DIRECTIVE
Lines containing the word "icon" are the ones to copy from the records below.

RECORD SET

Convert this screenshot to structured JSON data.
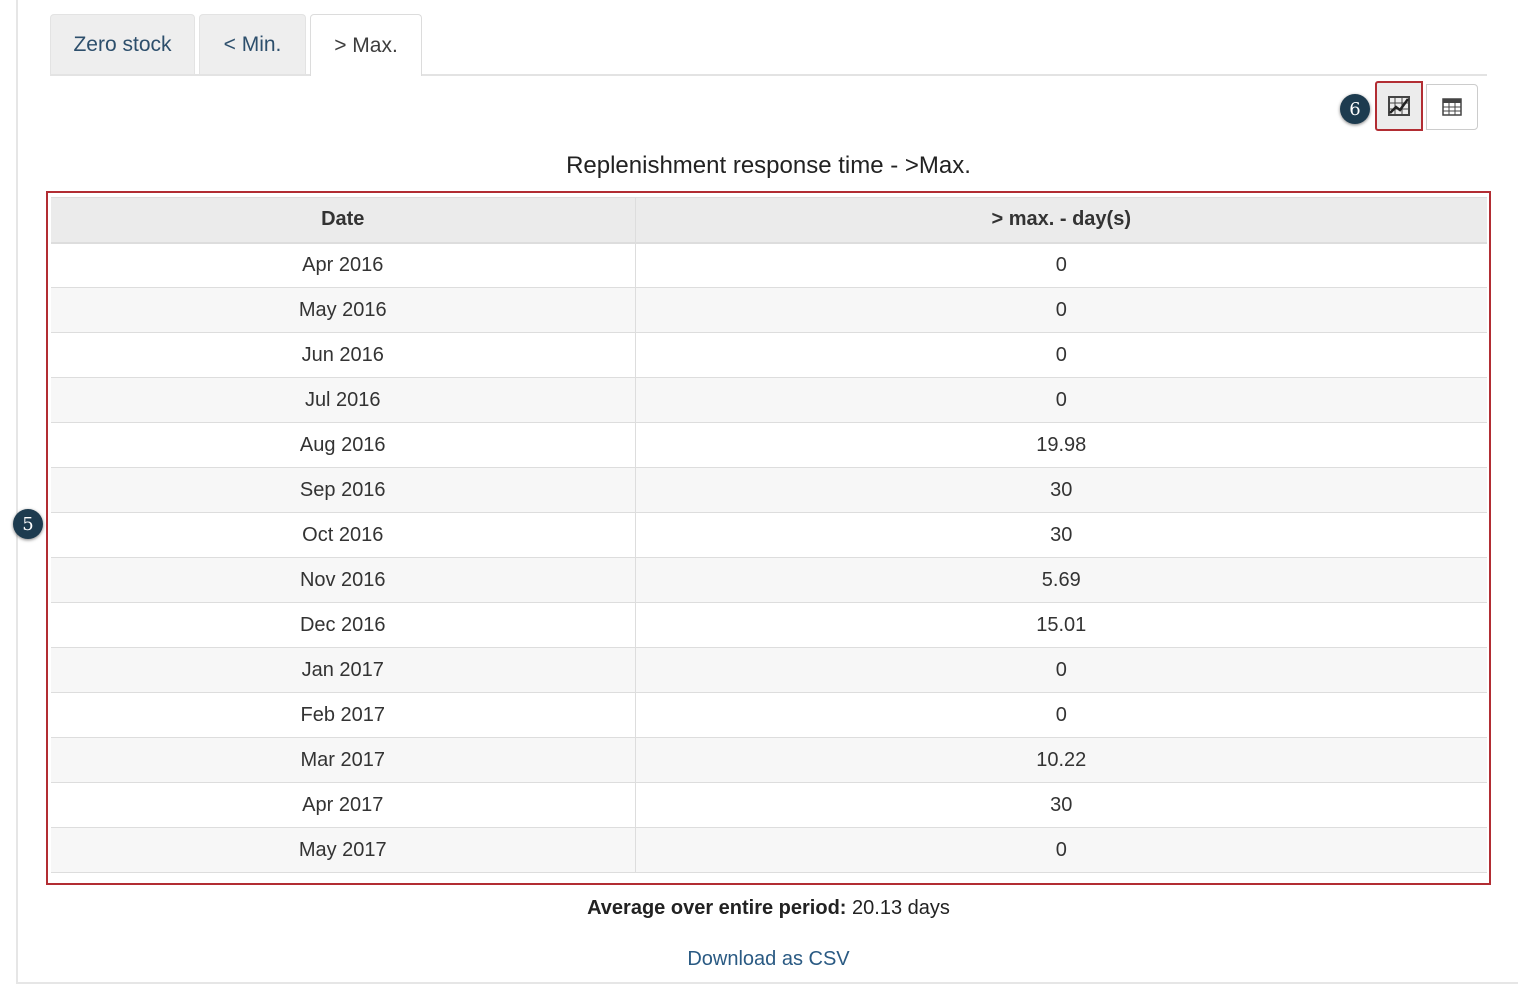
{
  "tabs": [
    {
      "label": "Zero stock",
      "active": false
    },
    {
      "label": "< Min.",
      "active": false
    },
    {
      "label": "> Max.",
      "active": true
    }
  ],
  "markers": {
    "view_toggle": "6",
    "table_area": "5"
  },
  "view_toggle": {
    "chart_icon": "chart-icon",
    "table_icon": "table-icon",
    "selected": "chart"
  },
  "title": "Replenishment response time - >Max.",
  "table": {
    "columns": [
      "Date",
      "> max. - day(s)"
    ],
    "rows": [
      [
        "Apr 2016",
        "0"
      ],
      [
        "May 2016",
        "0"
      ],
      [
        "Jun 2016",
        "0"
      ],
      [
        "Jul 2016",
        "0"
      ],
      [
        "Aug 2016",
        "19.98"
      ],
      [
        "Sep 2016",
        "30"
      ],
      [
        "Oct 2016",
        "30"
      ],
      [
        "Nov 2016",
        "5.69"
      ],
      [
        "Dec 2016",
        "15.01"
      ],
      [
        "Jan 2017",
        "0"
      ],
      [
        "Feb 2017",
        "0"
      ],
      [
        "Mar 2017",
        "10.22"
      ],
      [
        "Apr 2017",
        "30"
      ],
      [
        "May 2017",
        "0"
      ]
    ]
  },
  "summary": {
    "label": "Average over entire period:",
    "value": "20.13 days"
  },
  "download_label": "Download as CSV",
  "colors": {
    "highlight": "#b22d33",
    "marker": "#1d3b4f",
    "link": "#2a5a83"
  }
}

RIGHT ANSWER
    "chart_icon": "chart-icon",
    "table_icon": "table-icon",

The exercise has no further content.